MATERIAL SUPPLIED:
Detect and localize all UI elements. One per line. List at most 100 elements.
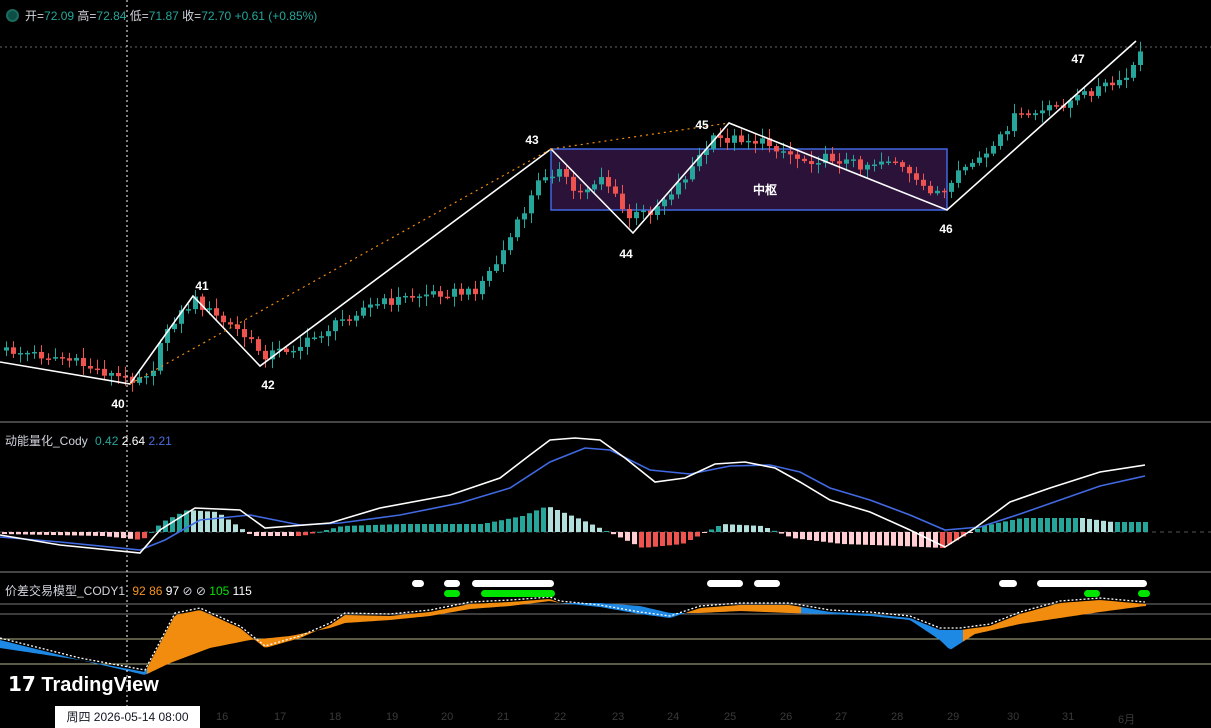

---

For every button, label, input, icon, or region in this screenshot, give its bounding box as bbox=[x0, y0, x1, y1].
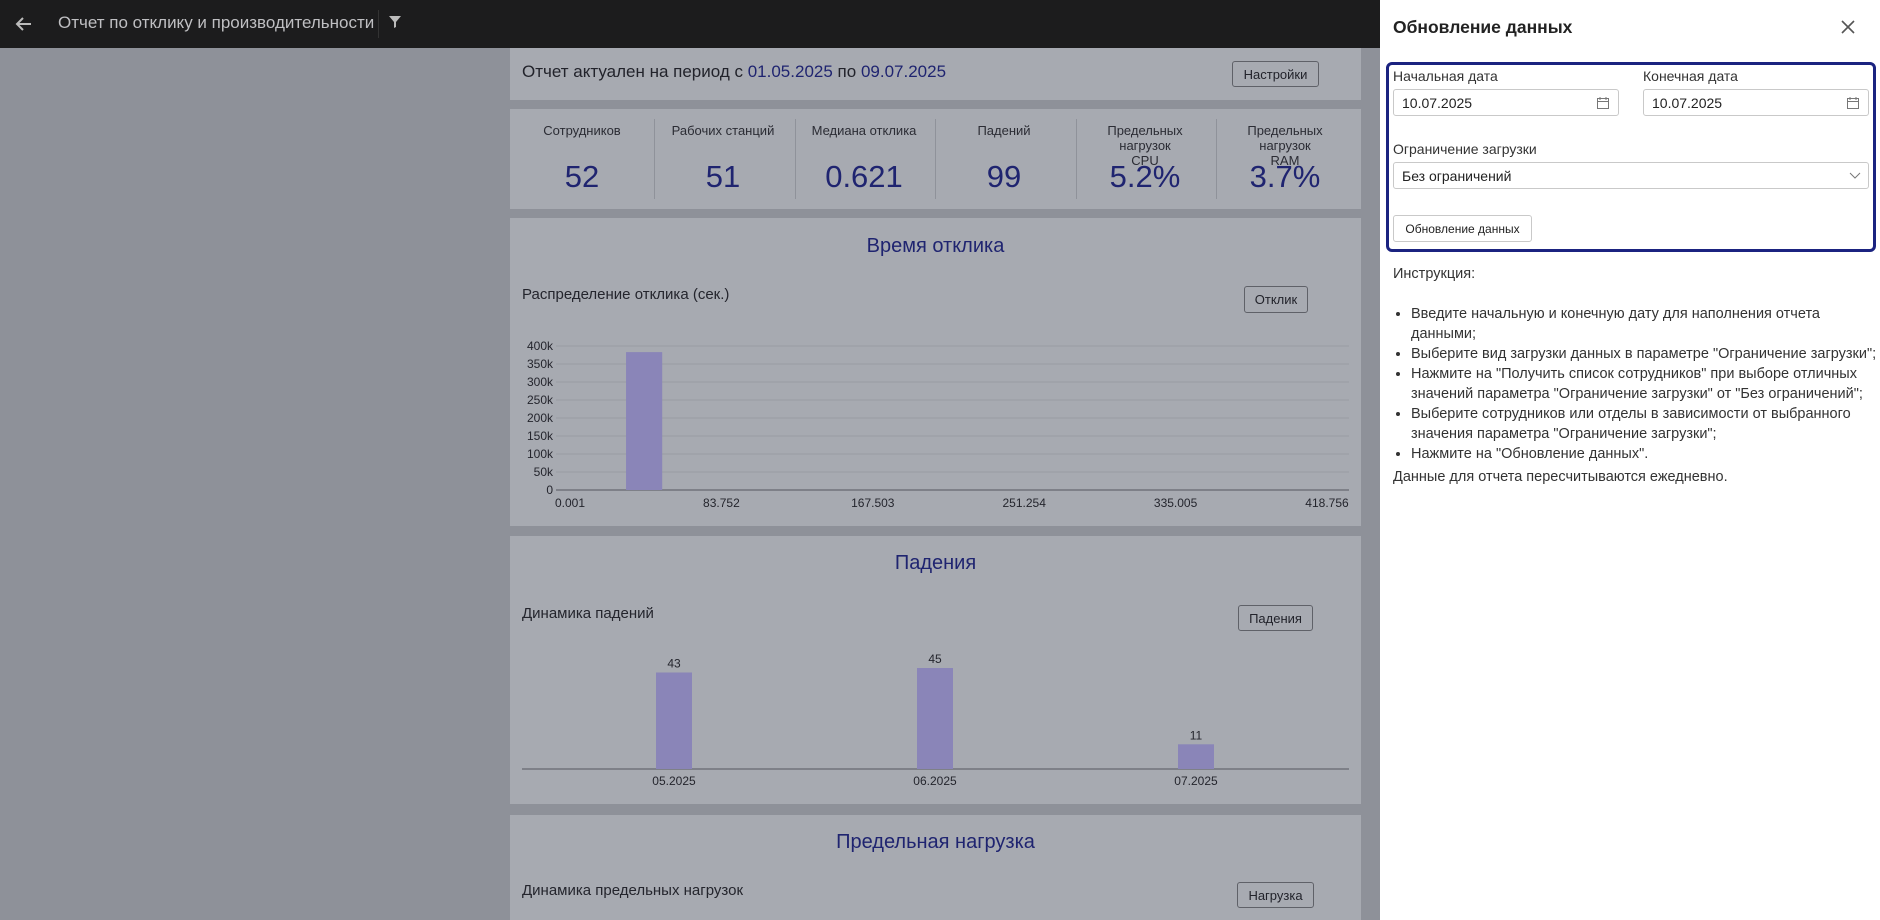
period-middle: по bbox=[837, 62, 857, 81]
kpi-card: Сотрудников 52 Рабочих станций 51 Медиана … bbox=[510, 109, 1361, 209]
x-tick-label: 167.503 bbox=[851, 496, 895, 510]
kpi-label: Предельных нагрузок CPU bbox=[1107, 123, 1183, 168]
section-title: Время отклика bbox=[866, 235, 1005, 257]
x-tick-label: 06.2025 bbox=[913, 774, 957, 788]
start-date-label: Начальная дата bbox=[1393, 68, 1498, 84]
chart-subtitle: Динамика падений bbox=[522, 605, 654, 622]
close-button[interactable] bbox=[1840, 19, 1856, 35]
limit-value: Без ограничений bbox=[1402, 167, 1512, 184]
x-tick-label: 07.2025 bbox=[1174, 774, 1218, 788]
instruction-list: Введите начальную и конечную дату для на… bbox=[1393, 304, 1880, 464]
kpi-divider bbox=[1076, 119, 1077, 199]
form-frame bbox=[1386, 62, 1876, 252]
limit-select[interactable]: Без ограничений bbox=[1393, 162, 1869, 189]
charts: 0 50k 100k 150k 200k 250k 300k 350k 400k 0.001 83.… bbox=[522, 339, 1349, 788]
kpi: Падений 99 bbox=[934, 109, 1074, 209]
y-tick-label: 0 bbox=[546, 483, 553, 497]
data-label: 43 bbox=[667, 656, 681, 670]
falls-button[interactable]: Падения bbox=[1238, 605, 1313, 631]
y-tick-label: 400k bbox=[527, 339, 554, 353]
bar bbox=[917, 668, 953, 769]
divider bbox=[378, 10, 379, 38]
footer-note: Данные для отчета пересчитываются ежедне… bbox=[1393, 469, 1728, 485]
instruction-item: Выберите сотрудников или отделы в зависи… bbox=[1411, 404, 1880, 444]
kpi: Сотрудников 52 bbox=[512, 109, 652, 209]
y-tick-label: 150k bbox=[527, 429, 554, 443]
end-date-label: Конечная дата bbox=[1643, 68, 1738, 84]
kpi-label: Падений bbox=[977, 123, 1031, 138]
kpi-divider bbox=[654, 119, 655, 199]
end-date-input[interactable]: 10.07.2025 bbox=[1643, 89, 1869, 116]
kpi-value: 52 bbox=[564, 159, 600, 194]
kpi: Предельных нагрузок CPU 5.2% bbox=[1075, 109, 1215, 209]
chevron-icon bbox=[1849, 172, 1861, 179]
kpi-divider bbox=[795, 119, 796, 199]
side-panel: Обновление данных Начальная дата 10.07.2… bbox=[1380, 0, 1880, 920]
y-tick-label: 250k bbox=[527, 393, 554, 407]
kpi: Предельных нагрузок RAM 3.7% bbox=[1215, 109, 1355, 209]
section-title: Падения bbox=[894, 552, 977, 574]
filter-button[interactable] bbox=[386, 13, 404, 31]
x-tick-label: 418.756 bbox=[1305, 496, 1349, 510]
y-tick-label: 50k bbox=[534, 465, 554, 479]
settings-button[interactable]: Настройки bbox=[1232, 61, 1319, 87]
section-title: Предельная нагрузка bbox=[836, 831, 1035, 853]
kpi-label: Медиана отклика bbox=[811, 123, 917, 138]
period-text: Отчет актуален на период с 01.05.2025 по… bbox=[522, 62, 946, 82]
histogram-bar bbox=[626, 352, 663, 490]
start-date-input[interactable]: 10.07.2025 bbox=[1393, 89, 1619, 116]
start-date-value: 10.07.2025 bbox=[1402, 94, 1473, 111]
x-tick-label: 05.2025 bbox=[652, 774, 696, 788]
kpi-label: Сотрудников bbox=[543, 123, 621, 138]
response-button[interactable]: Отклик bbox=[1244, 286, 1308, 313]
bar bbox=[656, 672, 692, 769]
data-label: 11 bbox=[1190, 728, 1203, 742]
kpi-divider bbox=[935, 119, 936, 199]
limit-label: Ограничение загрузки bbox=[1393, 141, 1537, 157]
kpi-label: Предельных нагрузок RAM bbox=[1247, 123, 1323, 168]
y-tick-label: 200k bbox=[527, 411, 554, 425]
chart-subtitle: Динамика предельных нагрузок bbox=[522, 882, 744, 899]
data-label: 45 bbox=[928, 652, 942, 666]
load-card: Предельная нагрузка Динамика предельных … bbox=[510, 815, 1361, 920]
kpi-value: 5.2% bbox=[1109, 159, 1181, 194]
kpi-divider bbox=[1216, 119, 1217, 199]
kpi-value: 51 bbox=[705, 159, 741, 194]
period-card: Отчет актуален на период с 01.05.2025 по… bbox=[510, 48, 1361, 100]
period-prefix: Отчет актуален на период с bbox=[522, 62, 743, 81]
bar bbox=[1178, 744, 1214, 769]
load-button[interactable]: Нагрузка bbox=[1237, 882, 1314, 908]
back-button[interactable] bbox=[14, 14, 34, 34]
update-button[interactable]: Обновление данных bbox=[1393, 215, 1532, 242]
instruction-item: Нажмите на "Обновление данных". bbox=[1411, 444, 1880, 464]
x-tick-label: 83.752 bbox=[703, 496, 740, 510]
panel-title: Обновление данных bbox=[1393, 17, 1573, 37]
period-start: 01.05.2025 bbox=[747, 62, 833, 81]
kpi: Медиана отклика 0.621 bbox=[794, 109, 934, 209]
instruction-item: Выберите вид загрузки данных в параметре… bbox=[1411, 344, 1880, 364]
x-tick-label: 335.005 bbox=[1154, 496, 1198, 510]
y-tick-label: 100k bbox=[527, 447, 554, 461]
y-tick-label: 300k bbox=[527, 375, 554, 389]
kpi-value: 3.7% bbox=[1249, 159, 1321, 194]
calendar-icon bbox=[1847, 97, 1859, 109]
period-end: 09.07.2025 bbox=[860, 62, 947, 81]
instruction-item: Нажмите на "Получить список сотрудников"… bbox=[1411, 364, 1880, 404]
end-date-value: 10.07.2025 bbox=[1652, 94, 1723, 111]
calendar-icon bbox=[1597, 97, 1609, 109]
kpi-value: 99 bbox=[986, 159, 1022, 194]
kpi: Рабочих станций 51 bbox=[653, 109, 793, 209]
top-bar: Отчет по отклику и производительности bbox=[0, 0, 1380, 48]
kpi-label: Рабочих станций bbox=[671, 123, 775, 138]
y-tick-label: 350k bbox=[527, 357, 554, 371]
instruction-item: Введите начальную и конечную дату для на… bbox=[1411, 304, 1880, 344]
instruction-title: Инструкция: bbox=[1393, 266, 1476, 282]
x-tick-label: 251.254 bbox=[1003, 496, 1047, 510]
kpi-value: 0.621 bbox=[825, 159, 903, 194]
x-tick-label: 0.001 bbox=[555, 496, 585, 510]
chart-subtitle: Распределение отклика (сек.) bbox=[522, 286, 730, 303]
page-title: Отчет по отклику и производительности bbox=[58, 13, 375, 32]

OBJECTIVE:
Copy out the entries from the line containing "For every button, label, input, icon, or" through the line containing "kpi-divider bbox=[654, 119, 655, 199]", including both of those lines, and omit the picture.

RESULT OF THE TASK:
For every button, label, input, icon, or region in this screenshot, give its bounding box as bbox=[x0, y0, x1, y1].
period-middle: по bbox=[837, 62, 857, 81]
kpi-card: Сотрудников 52 Рабочих станций 51 Медиана … bbox=[510, 109, 1361, 209]
x-tick-label: 167.503 bbox=[851, 496, 895, 510]
kpi-label: Предельных нагрузок CPU bbox=[1107, 123, 1183, 168]
section-title: Время отклика bbox=[866, 235, 1005, 257]
x-tick-label: 06.2025 bbox=[913, 774, 957, 788]
start-date-label: Начальная дата bbox=[1393, 68, 1498, 84]
chart-subtitle: Динамика падений bbox=[522, 605, 654, 622]
close-button[interactable] bbox=[1840, 19, 1856, 35]
limit-value: Без ограничений bbox=[1402, 167, 1512, 184]
x-tick-label: 07.2025 bbox=[1174, 774, 1218, 788]
instruction-list: Введите начальную и конечную дату для на… bbox=[1393, 304, 1880, 464]
kpi-divider bbox=[1076, 119, 1077, 199]
form-frame bbox=[1386, 62, 1876, 252]
limit-select[interactable]: Без ограничений bbox=[1393, 162, 1869, 189]
charts: 0 50k 100k 150k 200k 250k 300k 350k 400k 0.001 83.… bbox=[522, 339, 1349, 788]
kpi: Падений 99 bbox=[934, 109, 1074, 209]
y-tick-label: 0 bbox=[546, 483, 553, 497]
data-label: 43 bbox=[667, 656, 681, 670]
falls-button[interactable]: Падения bbox=[1238, 605, 1313, 631]
y-tick-label: 400k bbox=[527, 339, 554, 353]
bar bbox=[917, 668, 953, 769]
divider bbox=[378, 10, 379, 38]
footer-note: Данные для отчета пересчитываются ежедне… bbox=[1393, 469, 1728, 485]
instruction-item: Выберите сотрудников или отделы в зависи… bbox=[1411, 404, 1880, 444]
kpi: Сотрудников 52 bbox=[512, 109, 652, 209]
y-tick-label: 150k bbox=[527, 429, 554, 443]
end-date-label: Конечная дата bbox=[1643, 68, 1738, 84]
kpi-label: Падений bbox=[977, 123, 1031, 138]
kpi-divider bbox=[654, 119, 655, 199]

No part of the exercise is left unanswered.